• Task to carry out: For each line of the data below that holds "true", copy the line.

• Record set:

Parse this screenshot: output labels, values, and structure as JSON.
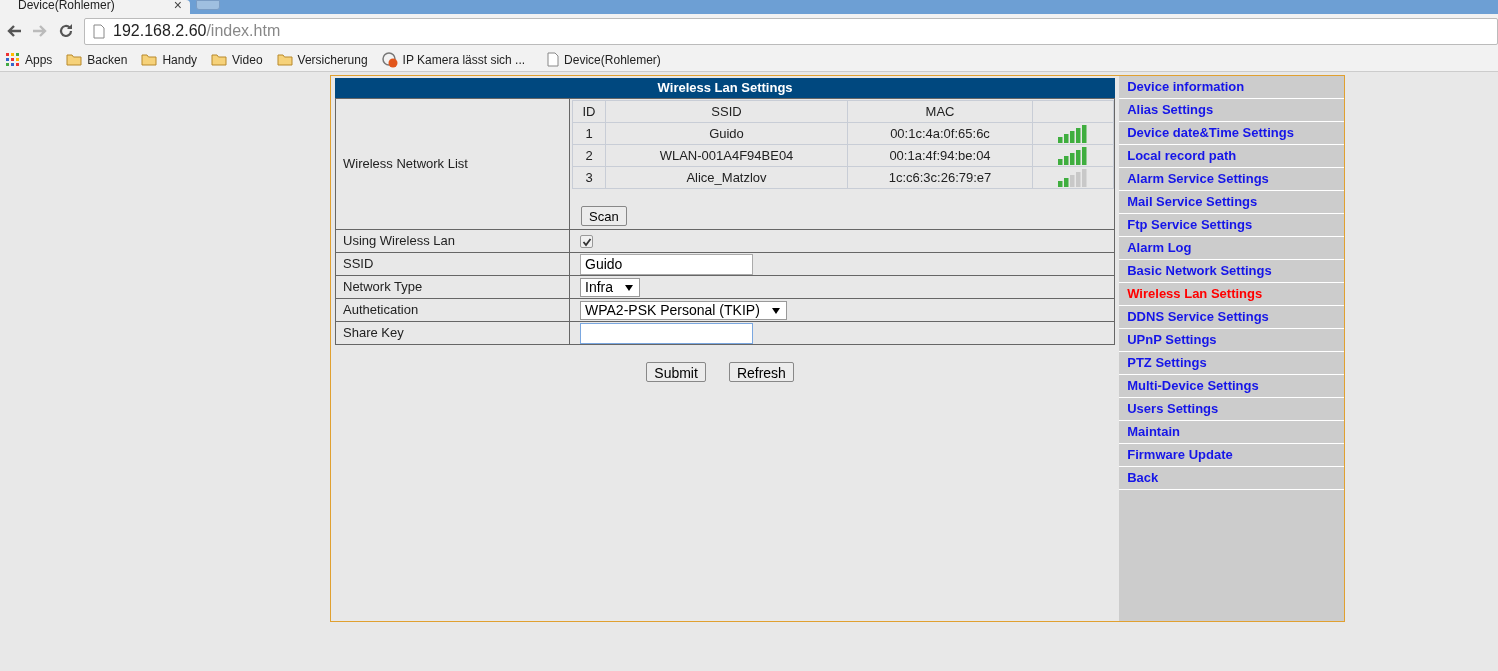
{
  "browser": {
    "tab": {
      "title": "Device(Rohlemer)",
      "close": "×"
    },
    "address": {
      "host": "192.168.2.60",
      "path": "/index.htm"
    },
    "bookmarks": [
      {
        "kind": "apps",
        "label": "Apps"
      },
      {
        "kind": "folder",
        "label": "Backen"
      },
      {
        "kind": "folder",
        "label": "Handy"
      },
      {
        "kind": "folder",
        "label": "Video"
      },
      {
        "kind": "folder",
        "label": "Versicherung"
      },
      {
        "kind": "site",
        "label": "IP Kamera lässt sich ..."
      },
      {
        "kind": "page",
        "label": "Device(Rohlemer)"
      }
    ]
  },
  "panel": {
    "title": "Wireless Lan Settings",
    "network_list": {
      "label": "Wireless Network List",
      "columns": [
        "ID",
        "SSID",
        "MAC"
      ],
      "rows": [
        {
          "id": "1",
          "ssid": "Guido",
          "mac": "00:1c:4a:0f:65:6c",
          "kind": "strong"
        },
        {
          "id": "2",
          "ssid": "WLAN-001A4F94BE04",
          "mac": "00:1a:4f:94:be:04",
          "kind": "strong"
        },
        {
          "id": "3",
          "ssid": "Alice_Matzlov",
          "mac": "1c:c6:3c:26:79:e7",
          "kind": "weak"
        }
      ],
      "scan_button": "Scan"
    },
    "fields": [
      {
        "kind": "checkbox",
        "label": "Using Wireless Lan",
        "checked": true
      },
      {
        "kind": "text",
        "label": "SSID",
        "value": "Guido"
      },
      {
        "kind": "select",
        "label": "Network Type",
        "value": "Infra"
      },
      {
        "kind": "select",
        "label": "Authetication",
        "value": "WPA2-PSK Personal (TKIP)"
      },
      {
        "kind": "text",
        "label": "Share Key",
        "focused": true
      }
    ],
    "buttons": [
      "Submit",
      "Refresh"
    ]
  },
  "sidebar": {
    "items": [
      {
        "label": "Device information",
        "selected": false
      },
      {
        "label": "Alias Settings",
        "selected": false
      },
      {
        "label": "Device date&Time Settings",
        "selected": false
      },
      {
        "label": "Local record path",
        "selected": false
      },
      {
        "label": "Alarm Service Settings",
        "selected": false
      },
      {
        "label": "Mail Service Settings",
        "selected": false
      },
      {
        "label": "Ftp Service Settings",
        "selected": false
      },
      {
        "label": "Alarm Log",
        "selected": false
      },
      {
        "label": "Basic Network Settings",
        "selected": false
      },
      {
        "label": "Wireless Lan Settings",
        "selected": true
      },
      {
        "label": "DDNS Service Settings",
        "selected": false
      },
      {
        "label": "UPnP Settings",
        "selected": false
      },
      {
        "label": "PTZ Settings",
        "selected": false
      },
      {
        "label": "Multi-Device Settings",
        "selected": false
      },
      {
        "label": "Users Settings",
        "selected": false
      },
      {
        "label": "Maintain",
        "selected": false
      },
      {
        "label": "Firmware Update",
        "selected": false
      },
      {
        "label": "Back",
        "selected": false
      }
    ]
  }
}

• Exercise answer:
        "checked": true
        "focused": true
        "selected": true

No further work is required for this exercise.